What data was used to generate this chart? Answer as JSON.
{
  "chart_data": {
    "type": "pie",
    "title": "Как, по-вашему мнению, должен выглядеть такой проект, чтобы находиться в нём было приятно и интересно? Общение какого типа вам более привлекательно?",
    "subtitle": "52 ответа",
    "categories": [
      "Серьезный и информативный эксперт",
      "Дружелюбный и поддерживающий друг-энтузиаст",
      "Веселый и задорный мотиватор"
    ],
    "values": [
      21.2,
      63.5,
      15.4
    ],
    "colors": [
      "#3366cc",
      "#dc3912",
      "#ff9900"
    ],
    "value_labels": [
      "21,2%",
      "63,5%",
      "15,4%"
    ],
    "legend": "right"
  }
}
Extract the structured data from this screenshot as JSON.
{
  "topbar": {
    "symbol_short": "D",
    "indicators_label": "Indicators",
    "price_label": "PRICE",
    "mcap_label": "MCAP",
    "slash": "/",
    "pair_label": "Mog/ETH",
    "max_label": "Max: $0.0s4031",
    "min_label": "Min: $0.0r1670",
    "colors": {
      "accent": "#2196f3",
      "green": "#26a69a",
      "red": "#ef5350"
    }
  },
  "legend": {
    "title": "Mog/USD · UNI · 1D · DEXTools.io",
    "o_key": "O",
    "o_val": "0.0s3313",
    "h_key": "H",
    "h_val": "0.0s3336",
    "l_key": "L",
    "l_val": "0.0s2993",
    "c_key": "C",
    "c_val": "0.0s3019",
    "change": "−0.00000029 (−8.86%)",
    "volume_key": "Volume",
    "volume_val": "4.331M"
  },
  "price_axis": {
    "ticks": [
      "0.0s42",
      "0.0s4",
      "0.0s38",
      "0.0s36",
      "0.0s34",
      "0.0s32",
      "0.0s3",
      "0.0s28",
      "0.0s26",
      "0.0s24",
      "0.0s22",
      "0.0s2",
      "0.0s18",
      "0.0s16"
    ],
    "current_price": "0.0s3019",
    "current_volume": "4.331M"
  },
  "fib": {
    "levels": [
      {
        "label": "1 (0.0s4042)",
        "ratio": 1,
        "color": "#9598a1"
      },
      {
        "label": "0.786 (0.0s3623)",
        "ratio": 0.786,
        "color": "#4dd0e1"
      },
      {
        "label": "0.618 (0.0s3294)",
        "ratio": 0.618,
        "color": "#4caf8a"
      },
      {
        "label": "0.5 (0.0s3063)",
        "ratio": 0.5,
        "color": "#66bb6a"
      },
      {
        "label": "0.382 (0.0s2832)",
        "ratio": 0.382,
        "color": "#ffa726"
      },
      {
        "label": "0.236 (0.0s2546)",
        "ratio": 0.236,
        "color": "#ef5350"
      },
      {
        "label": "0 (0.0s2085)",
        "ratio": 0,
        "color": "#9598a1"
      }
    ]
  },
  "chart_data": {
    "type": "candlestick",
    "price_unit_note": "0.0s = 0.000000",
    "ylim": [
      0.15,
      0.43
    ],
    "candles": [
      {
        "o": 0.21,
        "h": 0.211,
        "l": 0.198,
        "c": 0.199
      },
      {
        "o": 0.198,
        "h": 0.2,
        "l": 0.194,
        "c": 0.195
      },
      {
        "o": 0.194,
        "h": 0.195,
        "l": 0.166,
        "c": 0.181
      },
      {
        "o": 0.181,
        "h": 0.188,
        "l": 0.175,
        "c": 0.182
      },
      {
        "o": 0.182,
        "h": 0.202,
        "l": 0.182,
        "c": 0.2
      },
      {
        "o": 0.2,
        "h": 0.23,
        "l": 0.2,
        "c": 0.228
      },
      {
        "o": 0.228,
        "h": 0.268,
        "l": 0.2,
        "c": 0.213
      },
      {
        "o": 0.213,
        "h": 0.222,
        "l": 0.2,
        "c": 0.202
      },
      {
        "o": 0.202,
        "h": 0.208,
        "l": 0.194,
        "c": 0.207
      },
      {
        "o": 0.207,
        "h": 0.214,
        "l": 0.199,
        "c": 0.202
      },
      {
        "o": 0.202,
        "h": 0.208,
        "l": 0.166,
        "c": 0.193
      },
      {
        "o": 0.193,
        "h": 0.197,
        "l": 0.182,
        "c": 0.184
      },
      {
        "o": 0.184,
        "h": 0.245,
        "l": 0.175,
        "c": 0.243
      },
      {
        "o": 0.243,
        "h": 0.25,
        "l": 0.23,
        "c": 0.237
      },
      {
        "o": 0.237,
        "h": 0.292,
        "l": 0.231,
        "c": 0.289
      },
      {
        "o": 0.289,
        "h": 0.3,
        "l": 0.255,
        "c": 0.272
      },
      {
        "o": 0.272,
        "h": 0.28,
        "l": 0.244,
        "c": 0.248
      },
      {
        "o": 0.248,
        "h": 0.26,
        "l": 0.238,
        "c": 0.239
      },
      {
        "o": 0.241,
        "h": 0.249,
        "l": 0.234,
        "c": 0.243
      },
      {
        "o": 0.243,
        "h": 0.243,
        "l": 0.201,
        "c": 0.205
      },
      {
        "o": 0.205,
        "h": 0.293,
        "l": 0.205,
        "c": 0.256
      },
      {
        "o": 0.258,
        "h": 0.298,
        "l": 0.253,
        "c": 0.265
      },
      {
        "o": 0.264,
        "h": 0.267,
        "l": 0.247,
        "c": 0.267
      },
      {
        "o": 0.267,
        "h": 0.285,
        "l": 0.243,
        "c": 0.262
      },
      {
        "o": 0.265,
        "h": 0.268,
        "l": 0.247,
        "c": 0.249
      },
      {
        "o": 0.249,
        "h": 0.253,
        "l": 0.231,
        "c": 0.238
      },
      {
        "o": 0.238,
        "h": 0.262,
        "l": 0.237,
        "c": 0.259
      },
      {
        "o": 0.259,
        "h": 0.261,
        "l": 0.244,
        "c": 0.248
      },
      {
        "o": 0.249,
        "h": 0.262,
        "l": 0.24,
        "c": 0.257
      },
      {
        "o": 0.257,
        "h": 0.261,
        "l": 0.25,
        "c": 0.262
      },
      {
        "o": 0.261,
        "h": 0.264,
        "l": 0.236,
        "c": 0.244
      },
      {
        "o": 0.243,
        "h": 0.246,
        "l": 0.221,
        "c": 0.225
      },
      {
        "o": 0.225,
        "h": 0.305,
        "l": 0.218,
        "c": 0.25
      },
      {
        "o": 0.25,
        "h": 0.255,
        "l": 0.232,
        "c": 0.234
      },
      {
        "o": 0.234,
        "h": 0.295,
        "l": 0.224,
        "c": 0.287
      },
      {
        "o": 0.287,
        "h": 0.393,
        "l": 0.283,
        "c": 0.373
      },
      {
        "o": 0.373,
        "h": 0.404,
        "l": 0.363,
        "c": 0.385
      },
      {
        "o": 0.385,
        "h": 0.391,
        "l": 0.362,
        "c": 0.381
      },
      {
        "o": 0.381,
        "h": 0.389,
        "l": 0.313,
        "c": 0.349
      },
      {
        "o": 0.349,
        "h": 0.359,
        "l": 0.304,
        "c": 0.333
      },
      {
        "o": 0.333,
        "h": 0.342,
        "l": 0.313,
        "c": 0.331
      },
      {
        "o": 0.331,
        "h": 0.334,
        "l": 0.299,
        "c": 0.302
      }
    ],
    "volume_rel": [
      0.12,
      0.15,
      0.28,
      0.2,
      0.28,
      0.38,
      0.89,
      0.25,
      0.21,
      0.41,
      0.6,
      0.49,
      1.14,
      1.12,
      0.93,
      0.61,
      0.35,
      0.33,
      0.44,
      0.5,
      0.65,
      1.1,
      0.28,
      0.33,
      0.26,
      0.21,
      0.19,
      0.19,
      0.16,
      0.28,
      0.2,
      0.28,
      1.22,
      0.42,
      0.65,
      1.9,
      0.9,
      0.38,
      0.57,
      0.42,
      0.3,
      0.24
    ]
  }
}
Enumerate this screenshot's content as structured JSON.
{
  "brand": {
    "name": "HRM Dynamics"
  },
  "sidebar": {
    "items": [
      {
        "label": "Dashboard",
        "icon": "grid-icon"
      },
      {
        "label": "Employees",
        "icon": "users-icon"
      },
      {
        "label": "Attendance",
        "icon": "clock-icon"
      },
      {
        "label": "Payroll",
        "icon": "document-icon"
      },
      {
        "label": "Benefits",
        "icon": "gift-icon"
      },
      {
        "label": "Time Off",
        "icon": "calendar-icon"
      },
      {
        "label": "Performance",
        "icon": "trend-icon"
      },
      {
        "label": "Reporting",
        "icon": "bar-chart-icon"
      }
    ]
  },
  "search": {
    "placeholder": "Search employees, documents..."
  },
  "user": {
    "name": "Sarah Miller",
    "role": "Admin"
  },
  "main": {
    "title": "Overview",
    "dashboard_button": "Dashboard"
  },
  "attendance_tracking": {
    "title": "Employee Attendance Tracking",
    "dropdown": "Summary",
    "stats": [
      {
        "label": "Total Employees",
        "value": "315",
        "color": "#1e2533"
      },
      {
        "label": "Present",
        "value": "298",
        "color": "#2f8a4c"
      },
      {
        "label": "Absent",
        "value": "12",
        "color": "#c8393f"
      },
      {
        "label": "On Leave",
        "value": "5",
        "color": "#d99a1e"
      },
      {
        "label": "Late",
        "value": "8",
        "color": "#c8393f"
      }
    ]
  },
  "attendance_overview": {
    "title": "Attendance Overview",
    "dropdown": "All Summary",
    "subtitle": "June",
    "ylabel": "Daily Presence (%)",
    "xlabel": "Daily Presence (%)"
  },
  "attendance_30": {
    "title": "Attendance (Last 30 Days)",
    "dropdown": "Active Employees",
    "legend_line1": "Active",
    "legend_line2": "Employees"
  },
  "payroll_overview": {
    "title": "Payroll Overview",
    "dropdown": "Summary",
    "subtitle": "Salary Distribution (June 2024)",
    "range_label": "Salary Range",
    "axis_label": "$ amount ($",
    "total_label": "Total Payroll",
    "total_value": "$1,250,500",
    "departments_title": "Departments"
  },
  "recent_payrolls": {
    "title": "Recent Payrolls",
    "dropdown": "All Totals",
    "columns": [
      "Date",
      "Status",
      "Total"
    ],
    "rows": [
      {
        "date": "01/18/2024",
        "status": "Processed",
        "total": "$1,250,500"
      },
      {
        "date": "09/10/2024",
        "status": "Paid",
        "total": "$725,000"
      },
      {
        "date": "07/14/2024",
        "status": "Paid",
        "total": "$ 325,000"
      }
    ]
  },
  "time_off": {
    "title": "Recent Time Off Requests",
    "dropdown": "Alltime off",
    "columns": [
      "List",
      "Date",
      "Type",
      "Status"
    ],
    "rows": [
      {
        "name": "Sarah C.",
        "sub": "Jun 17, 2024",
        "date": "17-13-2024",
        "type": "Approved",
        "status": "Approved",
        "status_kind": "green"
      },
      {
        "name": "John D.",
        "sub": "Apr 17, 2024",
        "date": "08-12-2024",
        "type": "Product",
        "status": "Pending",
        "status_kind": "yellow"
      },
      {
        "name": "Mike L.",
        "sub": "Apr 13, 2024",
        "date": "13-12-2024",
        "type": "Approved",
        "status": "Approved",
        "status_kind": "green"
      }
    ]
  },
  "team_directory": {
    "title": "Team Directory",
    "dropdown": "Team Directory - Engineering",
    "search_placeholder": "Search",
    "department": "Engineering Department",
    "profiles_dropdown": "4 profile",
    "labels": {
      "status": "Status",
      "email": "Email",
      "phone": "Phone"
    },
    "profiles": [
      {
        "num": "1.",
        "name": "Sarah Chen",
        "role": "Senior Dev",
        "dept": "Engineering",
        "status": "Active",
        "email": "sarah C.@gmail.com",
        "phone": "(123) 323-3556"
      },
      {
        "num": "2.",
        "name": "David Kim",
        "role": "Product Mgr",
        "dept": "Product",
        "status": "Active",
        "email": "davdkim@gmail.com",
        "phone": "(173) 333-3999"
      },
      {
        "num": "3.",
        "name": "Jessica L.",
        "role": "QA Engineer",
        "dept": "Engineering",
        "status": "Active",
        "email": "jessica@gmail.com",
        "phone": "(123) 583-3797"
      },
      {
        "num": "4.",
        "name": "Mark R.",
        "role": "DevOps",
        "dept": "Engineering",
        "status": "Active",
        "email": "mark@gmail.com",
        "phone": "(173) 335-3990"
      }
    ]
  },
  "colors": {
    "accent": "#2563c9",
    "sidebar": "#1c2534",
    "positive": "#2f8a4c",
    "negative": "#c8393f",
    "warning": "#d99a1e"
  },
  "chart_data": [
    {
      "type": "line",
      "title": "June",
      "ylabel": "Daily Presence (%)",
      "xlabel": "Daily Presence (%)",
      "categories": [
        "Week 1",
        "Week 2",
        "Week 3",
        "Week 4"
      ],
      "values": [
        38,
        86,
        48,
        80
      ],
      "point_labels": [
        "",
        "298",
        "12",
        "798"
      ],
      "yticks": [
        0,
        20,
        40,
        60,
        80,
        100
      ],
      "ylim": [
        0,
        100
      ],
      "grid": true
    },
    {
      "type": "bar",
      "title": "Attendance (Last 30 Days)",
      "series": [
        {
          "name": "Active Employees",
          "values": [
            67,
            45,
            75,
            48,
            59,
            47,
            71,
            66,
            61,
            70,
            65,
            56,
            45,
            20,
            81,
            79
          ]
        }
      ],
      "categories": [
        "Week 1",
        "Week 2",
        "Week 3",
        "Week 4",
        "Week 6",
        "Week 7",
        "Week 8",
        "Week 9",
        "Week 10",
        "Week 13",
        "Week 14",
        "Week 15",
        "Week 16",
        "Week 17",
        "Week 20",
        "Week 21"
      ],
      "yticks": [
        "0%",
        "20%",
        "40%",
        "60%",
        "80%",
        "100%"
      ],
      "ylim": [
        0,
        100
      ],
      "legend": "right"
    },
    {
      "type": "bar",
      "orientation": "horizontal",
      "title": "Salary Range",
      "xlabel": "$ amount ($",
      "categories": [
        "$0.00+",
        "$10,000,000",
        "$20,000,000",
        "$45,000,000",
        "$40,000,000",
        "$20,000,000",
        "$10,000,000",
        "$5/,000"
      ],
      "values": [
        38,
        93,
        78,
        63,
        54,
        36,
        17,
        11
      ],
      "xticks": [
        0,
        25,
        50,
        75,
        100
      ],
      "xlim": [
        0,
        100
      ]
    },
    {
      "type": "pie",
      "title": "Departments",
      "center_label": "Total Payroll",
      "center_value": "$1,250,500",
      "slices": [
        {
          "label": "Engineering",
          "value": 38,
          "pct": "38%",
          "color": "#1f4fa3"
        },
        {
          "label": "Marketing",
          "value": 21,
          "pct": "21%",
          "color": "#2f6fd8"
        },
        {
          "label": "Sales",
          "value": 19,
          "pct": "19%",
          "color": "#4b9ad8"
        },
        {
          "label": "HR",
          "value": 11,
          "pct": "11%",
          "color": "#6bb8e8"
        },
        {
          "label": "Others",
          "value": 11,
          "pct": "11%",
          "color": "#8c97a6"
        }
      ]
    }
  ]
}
········
• _Aim_: List the lines of the entries that include "Daily".

• _Correct result_:
    "ylabel": "Daily Presence (%)",
    "xlabel": "Daily Presence (%)"
      "ylabel": "Daily Presence (%)",
      "xlabel": "Daily Presence (%)",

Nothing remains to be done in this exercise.